==== EXTRACTED INFORMATION
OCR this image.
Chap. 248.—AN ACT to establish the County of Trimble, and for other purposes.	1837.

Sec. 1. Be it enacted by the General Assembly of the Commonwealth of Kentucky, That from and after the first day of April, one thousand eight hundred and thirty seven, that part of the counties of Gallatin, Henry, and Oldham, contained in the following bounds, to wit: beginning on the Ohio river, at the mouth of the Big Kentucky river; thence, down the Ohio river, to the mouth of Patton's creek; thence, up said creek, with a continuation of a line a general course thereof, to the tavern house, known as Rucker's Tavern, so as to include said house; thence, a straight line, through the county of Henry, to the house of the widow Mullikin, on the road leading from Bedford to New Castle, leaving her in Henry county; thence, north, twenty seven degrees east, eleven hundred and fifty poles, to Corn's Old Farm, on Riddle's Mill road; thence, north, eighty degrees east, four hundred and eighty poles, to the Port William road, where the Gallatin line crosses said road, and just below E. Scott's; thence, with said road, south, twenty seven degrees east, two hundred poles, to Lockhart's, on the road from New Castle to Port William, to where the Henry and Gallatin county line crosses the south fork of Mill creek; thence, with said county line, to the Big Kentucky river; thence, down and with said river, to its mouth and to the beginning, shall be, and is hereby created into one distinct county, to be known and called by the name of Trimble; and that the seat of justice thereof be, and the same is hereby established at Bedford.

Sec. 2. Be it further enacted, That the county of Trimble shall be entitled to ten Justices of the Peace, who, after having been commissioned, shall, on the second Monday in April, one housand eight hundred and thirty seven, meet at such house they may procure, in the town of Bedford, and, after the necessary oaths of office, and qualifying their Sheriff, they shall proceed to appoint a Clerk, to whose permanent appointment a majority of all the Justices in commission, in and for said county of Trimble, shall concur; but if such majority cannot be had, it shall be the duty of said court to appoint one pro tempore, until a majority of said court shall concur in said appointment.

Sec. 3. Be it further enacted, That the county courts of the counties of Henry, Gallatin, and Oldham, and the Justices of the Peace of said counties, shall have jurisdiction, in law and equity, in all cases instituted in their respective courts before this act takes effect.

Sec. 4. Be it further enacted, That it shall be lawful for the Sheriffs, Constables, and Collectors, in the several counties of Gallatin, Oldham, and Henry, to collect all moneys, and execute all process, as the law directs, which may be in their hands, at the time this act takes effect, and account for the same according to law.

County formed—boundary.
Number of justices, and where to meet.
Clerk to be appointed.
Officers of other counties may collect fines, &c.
========
SHORT PROBLEM:
Find all the lines containing "collect" in the material, then copy them.

THE OUTPUT:
Sec. 4. Be it further enacted, That it shall be lawful for the Sheriffs, Constables, and Collectors, in the several counties of Gallatin, Oldham, and Henry, to collect all moneys, and execute all process, as the law directs, which may be in their hands, at the time this act takes effect, and account for the same according to law.
Officers of other counties may collect fines, &c.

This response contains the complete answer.